Reproduce the entries below, substituting "image" for "screenshot" and leaving everything else unchanged, with the pictures omitted from your answer.

===== DATASET RECORDS =====

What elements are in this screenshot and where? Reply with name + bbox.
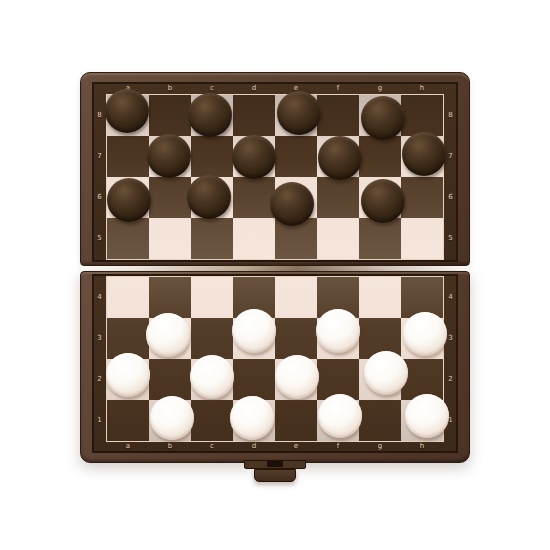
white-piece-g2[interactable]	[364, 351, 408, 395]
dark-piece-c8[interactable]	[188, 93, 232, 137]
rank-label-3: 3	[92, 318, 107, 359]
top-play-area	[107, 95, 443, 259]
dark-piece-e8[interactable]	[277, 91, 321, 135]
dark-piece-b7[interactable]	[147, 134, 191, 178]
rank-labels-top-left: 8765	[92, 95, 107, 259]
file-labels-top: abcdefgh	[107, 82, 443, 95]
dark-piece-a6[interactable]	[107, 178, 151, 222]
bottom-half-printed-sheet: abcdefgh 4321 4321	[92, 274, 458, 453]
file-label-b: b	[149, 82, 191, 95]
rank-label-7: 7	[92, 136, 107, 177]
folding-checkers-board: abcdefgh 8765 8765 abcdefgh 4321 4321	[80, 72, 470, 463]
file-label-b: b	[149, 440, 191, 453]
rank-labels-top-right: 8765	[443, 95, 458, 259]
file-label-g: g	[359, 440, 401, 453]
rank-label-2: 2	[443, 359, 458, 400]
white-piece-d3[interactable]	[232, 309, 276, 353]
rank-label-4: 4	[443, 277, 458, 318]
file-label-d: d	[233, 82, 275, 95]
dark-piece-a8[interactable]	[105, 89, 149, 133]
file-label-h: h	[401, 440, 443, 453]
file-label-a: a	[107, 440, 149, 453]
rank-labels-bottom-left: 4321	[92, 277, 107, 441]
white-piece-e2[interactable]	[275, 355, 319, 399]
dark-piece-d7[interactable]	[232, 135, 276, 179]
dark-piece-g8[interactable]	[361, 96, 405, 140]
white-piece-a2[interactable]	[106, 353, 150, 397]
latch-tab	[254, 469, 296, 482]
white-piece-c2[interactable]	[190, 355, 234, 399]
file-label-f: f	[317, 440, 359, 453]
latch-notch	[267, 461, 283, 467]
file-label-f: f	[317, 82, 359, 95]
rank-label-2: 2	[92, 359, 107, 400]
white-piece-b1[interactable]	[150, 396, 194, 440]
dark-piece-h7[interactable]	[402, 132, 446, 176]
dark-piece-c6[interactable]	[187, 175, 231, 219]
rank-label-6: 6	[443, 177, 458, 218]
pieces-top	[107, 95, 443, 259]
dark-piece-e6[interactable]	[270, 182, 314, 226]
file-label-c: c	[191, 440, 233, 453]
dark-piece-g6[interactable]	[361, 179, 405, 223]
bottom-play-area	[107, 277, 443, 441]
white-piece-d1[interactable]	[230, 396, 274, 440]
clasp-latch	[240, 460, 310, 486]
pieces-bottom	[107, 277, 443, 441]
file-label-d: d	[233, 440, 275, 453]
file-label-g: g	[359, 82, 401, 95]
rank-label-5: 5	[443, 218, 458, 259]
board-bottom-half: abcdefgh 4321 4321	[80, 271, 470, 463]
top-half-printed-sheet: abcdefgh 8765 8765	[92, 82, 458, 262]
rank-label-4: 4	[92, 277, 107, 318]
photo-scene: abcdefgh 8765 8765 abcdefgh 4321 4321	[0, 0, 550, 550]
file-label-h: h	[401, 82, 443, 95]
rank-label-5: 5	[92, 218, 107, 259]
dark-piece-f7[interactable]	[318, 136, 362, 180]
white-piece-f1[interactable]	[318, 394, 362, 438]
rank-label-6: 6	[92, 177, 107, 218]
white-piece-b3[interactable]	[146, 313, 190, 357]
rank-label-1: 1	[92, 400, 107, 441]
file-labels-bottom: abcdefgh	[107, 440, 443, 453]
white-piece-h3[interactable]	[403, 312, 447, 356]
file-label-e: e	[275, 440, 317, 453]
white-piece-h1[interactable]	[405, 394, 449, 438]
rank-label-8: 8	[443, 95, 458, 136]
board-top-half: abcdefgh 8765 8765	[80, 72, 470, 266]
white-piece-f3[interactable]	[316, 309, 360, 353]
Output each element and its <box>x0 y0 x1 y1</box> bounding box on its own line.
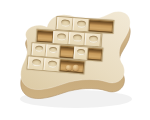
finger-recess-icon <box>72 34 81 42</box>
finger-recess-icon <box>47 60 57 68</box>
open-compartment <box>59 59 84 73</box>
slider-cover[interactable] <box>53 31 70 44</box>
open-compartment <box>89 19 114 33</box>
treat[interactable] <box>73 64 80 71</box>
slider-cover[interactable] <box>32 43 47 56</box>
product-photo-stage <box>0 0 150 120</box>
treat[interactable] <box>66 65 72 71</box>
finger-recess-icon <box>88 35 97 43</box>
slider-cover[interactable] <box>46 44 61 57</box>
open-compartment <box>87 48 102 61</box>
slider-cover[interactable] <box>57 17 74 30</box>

=====

▸ **ANSWER FOR THE TASK**:
What elements are in this image and where? Reply with name + bbox.
white-piece-g2[interactable]	[364, 351, 408, 395]
dark-piece-c8[interactable]	[188, 93, 232, 137]
rank-label-3: 3	[92, 318, 107, 359]
top-play-area	[107, 95, 443, 259]
dark-piece-e8[interactable]	[277, 91, 321, 135]
dark-piece-b7[interactable]	[147, 134, 191, 178]
rank-labels-top-left: 8765	[92, 95, 107, 259]
file-labels-top: abcdefgh	[107, 82, 443, 95]
dark-piece-a6[interactable]	[107, 178, 151, 222]
bottom-half-printed-sheet: abcdefgh 4321 4321	[92, 274, 458, 453]
file-label-b: b	[149, 82, 191, 95]
rank-label-7: 7	[92, 136, 107, 177]
folding-checkers-board: abcdefgh 8765 8765 abcdefgh 4321 4321	[80, 72, 470, 463]
file-label-b: b	[149, 440, 191, 453]
rank-labels-top-right: 8765	[443, 95, 458, 259]
file-label-g: g	[359, 440, 401, 453]
rank-label-2: 2	[443, 359, 458, 400]
white-piece-d3[interactable]	[232, 309, 276, 353]
rank-label-4: 4	[443, 277, 458, 318]
file-label-d: d	[233, 82, 275, 95]
dark-piece-a8[interactable]	[105, 89, 149, 133]
file-label-h: h	[401, 440, 443, 453]
file-label-a: a	[107, 440, 149, 453]
rank-labels-bottom-left: 4321	[92, 277, 107, 441]
white-piece-e2[interactable]	[275, 355, 319, 399]
dark-piece-d7[interactable]	[232, 135, 276, 179]
dark-piece-g8[interactable]	[361, 96, 405, 140]
white-piece-a2[interactable]	[106, 353, 150, 397]
latch-tab	[254, 469, 296, 482]
white-piece-c2[interactable]	[190, 355, 234, 399]
file-label-f: f	[317, 440, 359, 453]
latch-notch	[267, 461, 283, 467]
file-label-f: f	[317, 82, 359, 95]
rank-label-2: 2	[92, 359, 107, 400]
white-piece-b1[interactable]	[150, 396, 194, 440]
dark-piece-h7[interactable]	[402, 132, 446, 176]
dark-piece-c6[interactable]	[187, 175, 231, 219]
rank-label-6: 6	[443, 177, 458, 218]
pieces-top	[107, 95, 443, 259]
dark-piece-e6[interactable]	[270, 182, 314, 226]
file-label-c: c	[191, 440, 233, 453]
dark-piece-g6[interactable]	[361, 179, 405, 223]
bottom-play-area	[107, 277, 443, 441]
white-piece-d1[interactable]	[230, 396, 274, 440]
clasp-latch	[240, 460, 310, 486]
pieces-bottom	[107, 277, 443, 441]
file-label-d: d	[233, 440, 275, 453]
file-label-g: g	[359, 82, 401, 95]
rank-label-5: 5	[443, 218, 458, 259]
board-bottom-half: abcdefgh 4321 4321	[80, 271, 470, 463]
top-half-printed-sheet: abcdefgh 8765 8765	[92, 82, 458, 262]
rank-label-4: 4	[92, 277, 107, 318]
photo-scene: abcdefgh 8765 8765 abcdefgh 4321 4321	[0, 0, 550, 550]
file-label-h: h	[401, 82, 443, 95]
rank-label-5: 5	[92, 218, 107, 259]
dark-piece-f7[interactable]	[318, 136, 362, 180]
white-piece-f1[interactable]	[318, 394, 362, 438]
rank-label-6: 6	[92, 177, 107, 218]
white-piece-b3[interactable]	[146, 313, 190, 357]
rank-label-1: 1	[92, 400, 107, 441]
file-labels-bottom: abcdefgh	[107, 440, 443, 453]
white-piece-h3[interactable]	[403, 312, 447, 356]
file-label-e: e	[275, 440, 317, 453]
white-piece-h1[interactable]	[405, 394, 449, 438]
rank-label-8: 8	[443, 95, 458, 136]
board-top-half: abcdefgh 8765 8765	[80, 72, 470, 266]
white-piece-f3[interactable]	[316, 309, 360, 353]
Output each element and its <box>x0 y0 x1 y1</box> bounding box on its own line.
finger-recess-icon <box>72 34 81 42</box>
finger-recess-icon <box>47 60 57 68</box>
open-compartment <box>59 59 84 73</box>
slider-cover[interactable] <box>53 31 70 44</box>
open-compartment <box>89 19 114 33</box>
treat[interactable] <box>73 64 80 71</box>
slider-cover[interactable] <box>32 43 47 56</box>
product-photo-stage <box>0 0 150 120</box>
treat[interactable] <box>66 65 72 71</box>
finger-recess-icon <box>88 35 97 43</box>
slider-cover[interactable] <box>46 44 61 57</box>
open-compartment <box>87 48 102 61</box>
slider-cover[interactable] <box>57 17 74 30</box>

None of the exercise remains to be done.